* Begin *

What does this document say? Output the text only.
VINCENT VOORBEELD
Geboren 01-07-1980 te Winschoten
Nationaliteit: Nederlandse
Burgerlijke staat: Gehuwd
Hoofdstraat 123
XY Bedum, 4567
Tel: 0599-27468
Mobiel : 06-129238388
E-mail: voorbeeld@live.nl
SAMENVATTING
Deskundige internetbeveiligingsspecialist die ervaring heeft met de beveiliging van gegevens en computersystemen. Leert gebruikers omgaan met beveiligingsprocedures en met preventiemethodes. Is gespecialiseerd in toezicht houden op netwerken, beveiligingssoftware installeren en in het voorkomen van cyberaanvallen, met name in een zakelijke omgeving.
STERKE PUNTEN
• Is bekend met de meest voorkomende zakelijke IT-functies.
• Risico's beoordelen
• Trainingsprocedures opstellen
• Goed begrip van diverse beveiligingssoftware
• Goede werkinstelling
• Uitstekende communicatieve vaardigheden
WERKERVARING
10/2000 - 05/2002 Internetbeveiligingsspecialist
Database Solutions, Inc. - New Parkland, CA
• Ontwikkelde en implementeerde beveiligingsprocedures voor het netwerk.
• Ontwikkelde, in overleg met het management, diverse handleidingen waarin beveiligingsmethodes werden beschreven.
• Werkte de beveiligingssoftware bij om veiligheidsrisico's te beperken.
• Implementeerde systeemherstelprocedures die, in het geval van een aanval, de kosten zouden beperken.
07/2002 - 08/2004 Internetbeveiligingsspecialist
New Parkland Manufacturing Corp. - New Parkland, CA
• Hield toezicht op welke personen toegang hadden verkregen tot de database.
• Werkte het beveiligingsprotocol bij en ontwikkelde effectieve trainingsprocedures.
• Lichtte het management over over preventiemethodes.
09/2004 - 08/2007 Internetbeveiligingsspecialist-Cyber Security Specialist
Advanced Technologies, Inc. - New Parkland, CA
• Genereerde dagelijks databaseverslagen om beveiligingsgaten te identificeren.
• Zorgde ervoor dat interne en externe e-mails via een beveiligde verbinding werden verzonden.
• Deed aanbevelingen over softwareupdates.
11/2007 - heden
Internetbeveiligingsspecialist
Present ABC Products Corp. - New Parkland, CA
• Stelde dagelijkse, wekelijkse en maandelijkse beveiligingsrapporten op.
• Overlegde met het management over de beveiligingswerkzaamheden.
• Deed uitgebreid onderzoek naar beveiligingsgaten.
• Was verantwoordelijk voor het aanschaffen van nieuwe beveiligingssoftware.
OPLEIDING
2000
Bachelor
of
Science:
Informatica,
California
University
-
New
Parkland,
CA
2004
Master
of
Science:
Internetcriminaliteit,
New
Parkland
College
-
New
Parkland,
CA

* End *

- **Instructions for the task**:
Produce an exact copy of all the records.

- **Task solution**:
What does this document say? Output the text only.
VINCENT VOORBEELD
Geboren 01-07-1980 te Winschoten
Nationaliteit: Nederlandse
Burgerlijke staat: Gehuwd
Hoofdstraat 123
XY Bedum, 4567
Tel: 0599-27468
Mobiel : 06-129238388
E-mail: voorbeeld@live.nl
SAMENVATTING
Deskundige internetbeveiligingsspecialist die ervaring heeft met de beveiliging van gegevens en computersystemen. Leert gebruikers omgaan met beveiligingsprocedures en met preventiemethodes. Is gespecialiseerd in toezicht houden op netwerken, beveiligingssoftware installeren en in het voorkomen van cyberaanvallen, met name in een zakelijke omgeving.
STERKE PUNTEN
• Is bekend met de meest voorkomende zakelijke IT-functies.
• Risico's beoordelen
• Trainingsprocedures opstellen
• Goed begrip van diverse beveiligingssoftware
• Goede werkinstelling
• Uitstekende communicatieve vaardigheden
WERKERVARING
10/2000 - 05/2002 Internetbeveiligingsspecialist
Database Solutions, Inc. - New Parkland, CA
• Ontwikkelde en implementeerde beveiligingsprocedures voor het netwerk.
• Ontwikkelde, in overleg met het management, diverse handleidingen waarin beveiligingsmethodes werden beschreven.
• Werkte de beveiligingssoftware bij om veiligheidsrisico's te beperken.
• Implementeerde systeemherstelprocedures die, in het geval van een aanval, de kosten zouden beperken.
07/2002 - 08/2004 Internetbeveiligingsspecialist
New Parkland Manufacturing Corp. - New Parkland, CA
• Hield toezicht op welke personen toegang hadden verkregen tot de database.
• Werkte het beveiligingsprotocol bij en ontwikkelde effectieve trainingsprocedures.
• Lichtte het management over over preventiemethodes.
09/2004 - 08/2007 Internetbeveiligingsspecialist-Cyber Security Specialist
Advanced Technologies, Inc. - New Parkland, CA
• Genereerde dagelijks databaseverslagen om beveiligingsgaten te identificeren.
• Zorgde ervoor dat interne en externe e-mails via een beveiligde verbinding werden verzonden.
• Deed aanbevelingen over softwareupdates.
11/2007 - heden
Internetbeveiligingsspecialist
Present ABC Products Corp. - New Parkland, CA
• Stelde dagelijkse, wekelijkse en maandelijkse beveiligingsrapporten op.
• Overlegde met het management over de beveiligingswerkzaamheden.
• Deed uitgebreid onderzoek naar beveiligingsgaten.
• Was verantwoordelijk voor het aanschaffen van nieuwe beveiligingssoftware.
OPLEIDING
2000
Bachelor
of
Science:
Informatica,
California
University
-
New
Parkland,
CA
2004
Master
of
Science:
Internetcriminaliteit,
New
Parkland
College
-
New
Parkland,
CA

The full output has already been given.